• Items
::::::::::
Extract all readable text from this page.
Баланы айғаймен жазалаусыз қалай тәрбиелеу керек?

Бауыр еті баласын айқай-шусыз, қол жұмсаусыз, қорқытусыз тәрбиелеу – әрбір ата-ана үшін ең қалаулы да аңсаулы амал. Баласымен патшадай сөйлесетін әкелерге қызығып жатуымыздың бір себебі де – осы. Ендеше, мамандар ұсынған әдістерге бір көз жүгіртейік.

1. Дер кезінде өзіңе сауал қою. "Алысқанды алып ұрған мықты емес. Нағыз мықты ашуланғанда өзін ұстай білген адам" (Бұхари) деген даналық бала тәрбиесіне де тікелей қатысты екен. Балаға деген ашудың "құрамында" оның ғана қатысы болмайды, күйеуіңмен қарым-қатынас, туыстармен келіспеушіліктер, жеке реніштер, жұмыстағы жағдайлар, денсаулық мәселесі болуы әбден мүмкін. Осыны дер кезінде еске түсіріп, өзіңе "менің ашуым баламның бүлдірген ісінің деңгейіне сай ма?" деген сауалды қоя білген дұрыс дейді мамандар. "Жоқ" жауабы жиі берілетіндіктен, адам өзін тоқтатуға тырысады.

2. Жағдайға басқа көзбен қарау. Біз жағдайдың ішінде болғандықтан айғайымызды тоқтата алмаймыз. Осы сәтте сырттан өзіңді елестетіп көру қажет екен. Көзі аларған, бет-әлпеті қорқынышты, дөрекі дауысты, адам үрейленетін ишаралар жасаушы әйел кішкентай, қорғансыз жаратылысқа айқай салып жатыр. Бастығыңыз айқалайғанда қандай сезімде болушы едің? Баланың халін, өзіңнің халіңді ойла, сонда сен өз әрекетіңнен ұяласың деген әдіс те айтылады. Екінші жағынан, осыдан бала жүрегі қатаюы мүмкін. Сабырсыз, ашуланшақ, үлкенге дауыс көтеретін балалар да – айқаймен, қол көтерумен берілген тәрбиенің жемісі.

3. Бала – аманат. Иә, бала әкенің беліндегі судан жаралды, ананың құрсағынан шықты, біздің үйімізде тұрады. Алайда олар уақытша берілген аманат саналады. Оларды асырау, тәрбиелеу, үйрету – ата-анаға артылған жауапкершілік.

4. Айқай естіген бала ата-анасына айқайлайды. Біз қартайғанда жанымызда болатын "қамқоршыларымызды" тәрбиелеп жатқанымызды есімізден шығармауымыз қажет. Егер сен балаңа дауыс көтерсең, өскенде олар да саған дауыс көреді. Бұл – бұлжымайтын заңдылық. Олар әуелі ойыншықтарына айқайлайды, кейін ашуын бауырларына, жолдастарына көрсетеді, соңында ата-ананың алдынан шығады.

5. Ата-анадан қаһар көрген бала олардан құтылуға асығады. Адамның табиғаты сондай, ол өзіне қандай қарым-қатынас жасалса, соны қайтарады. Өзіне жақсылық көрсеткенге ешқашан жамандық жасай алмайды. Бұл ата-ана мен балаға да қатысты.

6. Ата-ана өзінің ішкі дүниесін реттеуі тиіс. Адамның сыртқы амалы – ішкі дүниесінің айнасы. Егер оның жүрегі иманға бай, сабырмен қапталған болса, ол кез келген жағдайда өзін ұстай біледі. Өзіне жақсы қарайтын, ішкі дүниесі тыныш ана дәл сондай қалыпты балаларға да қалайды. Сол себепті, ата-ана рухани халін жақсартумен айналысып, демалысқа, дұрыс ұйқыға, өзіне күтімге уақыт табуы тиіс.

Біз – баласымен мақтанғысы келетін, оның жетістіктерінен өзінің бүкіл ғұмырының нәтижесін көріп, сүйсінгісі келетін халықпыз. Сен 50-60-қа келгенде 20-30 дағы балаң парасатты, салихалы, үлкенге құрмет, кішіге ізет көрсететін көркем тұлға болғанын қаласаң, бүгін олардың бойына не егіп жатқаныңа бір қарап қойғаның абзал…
::::::::::
Reproduce the entries above exactly.

Extract all readable text from this page.
Баланы айғаймен жазалаусыз қалай тәрбиелеу керек?

Бауыр еті баласын айқай-шусыз, қол жұмсаусыз, қорқытусыз тәрбиелеу – әрбір ата-ана үшін ең қалаулы да аңсаулы амал. Баласымен патшадай сөйлесетін әкелерге қызығып жатуымыздың бір себебі де – осы. Ендеше, мамандар ұсынған әдістерге бір көз жүгіртейік.

1. Дер кезінде өзіңе сауал қою. "Алысқанды алып ұрған мықты емес. Нағыз мықты ашуланғанда өзін ұстай білген адам" (Бұхари) деген даналық бала тәрбиесіне де тікелей қатысты екен. Балаға деген ашудың "құрамында" оның ғана қатысы болмайды, күйеуіңмен қарым-қатынас, туыстармен келіспеушіліктер, жеке реніштер, жұмыстағы жағдайлар, денсаулық мәселесі болуы әбден мүмкін. Осыны дер кезінде еске түсіріп, өзіңе "менің ашуым баламның бүлдірген ісінің деңгейіне сай ма?" деген сауалды қоя білген дұрыс дейді мамандар. "Жоқ" жауабы жиі берілетіндіктен, адам өзін тоқтатуға тырысады.

2. Жағдайға басқа көзбен қарау. Біз жағдайдың ішінде болғандықтан айғайымызды тоқтата алмаймыз. Осы сәтте сырттан өзіңді елестетіп көру қажет екен. Көзі аларған, бет-әлпеті қорқынышты, дөрекі дауысты, адам үрейленетін ишаралар жасаушы әйел кішкентай, қорғансыз жаратылысқа айқай салып жатыр. Бастығыңыз айқалайғанда қандай сезімде болушы едің? Баланың халін, өзіңнің халіңді ойла, сонда сен өз әрекетіңнен ұяласың деген әдіс те айтылады. Екінші жағынан, осыдан бала жүрегі қатаюы мүмкін. Сабырсыз, ашуланшақ, үлкенге дауыс көтеретін балалар да – айқаймен, қол көтерумен берілген тәрбиенің жемісі.

3. Бала – аманат. Иә, бала әкенің беліндегі судан жаралды, ананың құрсағынан шықты, біздің үйімізде тұрады. Алайда олар уақытша берілген аманат саналады. Оларды асырау, тәрбиелеу, үйрету – ата-анаға артылған жауапкершілік.

4. Айқай естіген бала ата-анасына айқайлайды. Біз қартайғанда жанымызда болатын "қамқоршыларымызды" тәрбиелеп жатқанымызды есімізден шығармауымыз қажет. Егер сен балаңа дауыс көтерсең, өскенде олар да саған дауыс көреді. Бұл – бұлжымайтын заңдылық. Олар әуелі ойыншықтарына айқайлайды, кейін ашуын бауырларына, жолдастарына көрсетеді, соңында ата-ананың алдынан шығады.

5. Ата-анадан қаһар көрген бала олардан құтылуға асығады. Адамның табиғаты сондай, ол өзіне қандай қарым-қатынас жасалса, соны қайтарады. Өзіне жақсылық көрсеткенге ешқашан жамандық жасай алмайды. Бұл ата-ана мен балаға да қатысты.

6. Ата-ана өзінің ішкі дүниесін реттеуі тиіс. Адамның сыртқы амалы – ішкі дүниесінің айнасы. Егер оның жүрегі иманға бай, сабырмен қапталған болса, ол кез келген жағдайда өзін ұстай біледі. Өзіне жақсы қарайтын, ішкі дүниесі тыныш ана дәл сондай қалыпты балаларға да қалайды. Сол себепті, ата-ана рухани халін жақсартумен айналысып, демалысқа, дұрыс ұйқыға, өзіне күтімге уақыт табуы тиіс.

Біз – баласымен мақтанғысы келетін, оның жетістіктерінен өзінің бүкіл ғұмырының нәтижесін көріп, сүйсінгісі келетін халықпыз. Сен 50-60-қа келгенде 20-30 дағы балаң парасатты, салихалы, үлкенге құрмет, кішіге ізет көрсететін көркем тұлға болғанын қаласаң, бүгін олардың бойына не егіп жатқаныңа бір қарап қойғаның абзал…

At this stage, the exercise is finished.